§ EXERCISE GOAL
Please say how many lines of the listing hold "ungerubbeltes", with no other words in the answer.
--------
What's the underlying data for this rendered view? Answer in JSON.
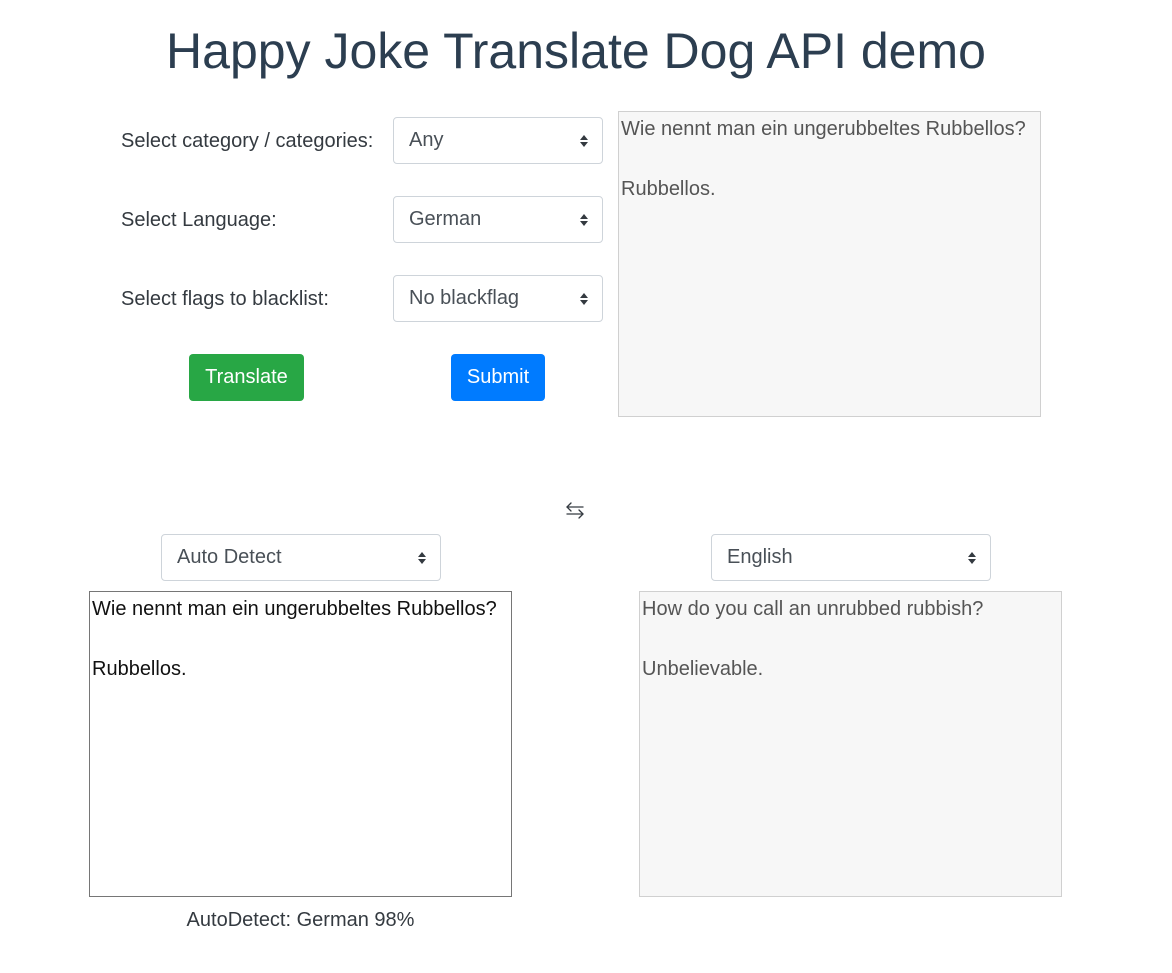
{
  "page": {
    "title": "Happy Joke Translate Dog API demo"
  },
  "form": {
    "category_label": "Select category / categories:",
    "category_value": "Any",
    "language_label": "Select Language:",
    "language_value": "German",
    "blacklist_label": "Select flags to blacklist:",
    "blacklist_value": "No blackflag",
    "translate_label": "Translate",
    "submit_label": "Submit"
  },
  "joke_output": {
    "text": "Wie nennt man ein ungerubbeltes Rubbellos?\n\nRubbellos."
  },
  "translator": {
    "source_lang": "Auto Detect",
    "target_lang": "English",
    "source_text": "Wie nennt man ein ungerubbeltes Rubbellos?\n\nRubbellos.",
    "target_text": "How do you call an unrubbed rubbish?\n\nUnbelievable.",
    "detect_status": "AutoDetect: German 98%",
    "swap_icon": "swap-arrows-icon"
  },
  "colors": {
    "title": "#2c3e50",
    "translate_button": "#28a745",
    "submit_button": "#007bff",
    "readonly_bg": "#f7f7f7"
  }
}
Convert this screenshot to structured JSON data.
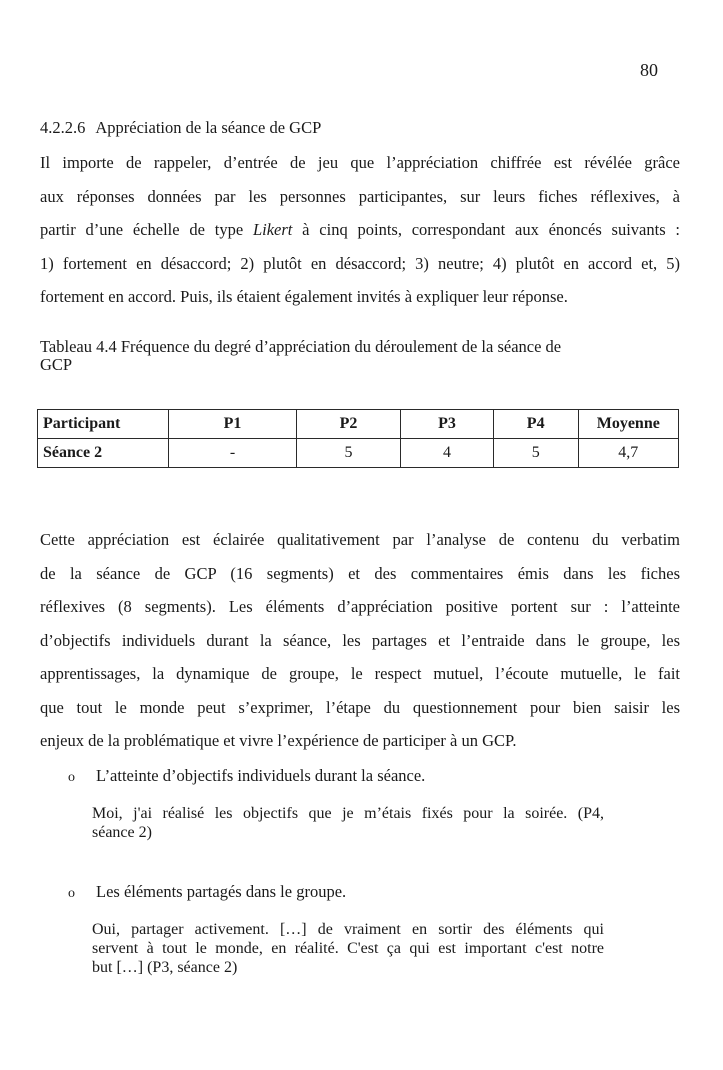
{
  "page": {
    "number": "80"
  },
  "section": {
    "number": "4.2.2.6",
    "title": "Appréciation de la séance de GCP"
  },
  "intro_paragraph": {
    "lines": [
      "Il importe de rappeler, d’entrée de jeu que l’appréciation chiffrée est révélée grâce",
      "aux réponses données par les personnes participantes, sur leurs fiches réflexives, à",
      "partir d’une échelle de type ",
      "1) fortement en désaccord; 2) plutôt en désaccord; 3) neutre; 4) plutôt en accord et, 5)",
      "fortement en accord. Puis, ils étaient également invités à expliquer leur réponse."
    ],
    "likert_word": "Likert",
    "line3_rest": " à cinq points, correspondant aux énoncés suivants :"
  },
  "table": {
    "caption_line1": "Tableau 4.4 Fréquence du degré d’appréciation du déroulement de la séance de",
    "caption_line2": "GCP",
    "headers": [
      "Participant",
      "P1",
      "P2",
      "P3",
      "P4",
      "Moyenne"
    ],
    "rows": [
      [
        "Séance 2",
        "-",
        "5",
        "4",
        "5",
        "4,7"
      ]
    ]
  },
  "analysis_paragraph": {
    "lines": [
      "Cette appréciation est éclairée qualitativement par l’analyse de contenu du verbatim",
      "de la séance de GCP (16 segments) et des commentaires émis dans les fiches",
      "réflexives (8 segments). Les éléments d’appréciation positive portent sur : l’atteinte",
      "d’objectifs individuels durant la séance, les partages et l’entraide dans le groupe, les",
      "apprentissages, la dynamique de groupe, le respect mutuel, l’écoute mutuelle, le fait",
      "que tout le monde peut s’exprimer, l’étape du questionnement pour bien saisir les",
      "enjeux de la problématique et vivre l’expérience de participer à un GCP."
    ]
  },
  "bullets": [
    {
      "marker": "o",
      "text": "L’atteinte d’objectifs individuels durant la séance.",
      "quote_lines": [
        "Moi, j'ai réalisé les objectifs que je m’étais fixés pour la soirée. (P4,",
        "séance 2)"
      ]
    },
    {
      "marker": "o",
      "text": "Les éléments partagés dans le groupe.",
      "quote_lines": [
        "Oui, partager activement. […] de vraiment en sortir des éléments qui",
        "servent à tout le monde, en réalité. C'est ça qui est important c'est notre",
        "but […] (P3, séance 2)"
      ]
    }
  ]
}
--------
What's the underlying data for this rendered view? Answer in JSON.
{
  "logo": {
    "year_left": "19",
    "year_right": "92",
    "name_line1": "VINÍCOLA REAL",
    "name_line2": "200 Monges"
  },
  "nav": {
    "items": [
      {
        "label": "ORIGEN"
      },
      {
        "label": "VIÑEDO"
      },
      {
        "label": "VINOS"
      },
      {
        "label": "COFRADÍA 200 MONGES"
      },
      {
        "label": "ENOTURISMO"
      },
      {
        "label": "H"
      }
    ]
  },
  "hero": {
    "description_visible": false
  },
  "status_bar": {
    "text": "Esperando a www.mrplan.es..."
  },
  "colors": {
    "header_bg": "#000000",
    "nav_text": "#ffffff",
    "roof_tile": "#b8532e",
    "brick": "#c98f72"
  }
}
--------
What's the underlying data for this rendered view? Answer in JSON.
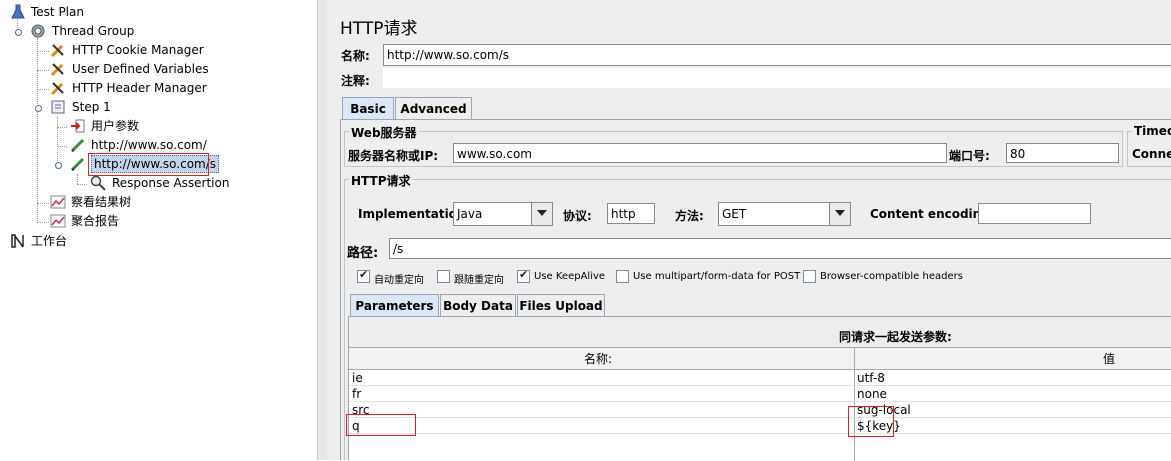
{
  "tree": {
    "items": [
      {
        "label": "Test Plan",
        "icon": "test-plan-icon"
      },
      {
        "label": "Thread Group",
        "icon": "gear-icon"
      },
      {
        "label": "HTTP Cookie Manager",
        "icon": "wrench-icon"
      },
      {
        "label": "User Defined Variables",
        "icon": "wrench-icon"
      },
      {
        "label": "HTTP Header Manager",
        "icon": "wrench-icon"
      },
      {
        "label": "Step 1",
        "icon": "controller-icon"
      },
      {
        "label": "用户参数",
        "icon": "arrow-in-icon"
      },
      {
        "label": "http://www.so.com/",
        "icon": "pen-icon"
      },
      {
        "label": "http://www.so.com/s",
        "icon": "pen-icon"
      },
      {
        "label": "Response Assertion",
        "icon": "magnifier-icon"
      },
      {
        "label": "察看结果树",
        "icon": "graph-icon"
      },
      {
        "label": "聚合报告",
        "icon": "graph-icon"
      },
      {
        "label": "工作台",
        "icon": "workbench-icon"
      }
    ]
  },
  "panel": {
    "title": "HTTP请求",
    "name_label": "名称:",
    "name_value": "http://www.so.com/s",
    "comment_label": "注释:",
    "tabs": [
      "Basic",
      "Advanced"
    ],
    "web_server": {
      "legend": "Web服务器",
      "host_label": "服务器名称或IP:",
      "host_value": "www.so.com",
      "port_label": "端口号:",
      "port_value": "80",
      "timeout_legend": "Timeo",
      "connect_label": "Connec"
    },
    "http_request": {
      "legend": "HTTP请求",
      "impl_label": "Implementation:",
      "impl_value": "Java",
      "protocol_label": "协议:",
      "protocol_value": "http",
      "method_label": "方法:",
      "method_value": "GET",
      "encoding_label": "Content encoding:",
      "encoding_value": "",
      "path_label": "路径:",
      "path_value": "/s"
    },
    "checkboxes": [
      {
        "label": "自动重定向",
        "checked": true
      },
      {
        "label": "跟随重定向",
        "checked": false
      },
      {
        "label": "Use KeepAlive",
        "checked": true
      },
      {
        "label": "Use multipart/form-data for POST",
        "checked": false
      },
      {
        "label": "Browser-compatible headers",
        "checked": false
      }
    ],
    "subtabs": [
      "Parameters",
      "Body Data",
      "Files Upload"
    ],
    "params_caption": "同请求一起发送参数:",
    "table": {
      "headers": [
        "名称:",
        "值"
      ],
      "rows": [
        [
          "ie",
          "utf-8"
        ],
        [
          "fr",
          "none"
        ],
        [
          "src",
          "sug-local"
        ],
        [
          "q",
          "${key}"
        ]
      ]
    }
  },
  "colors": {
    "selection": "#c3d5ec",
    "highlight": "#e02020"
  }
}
--------
§ RESPONSE TO THE EXERCISE
2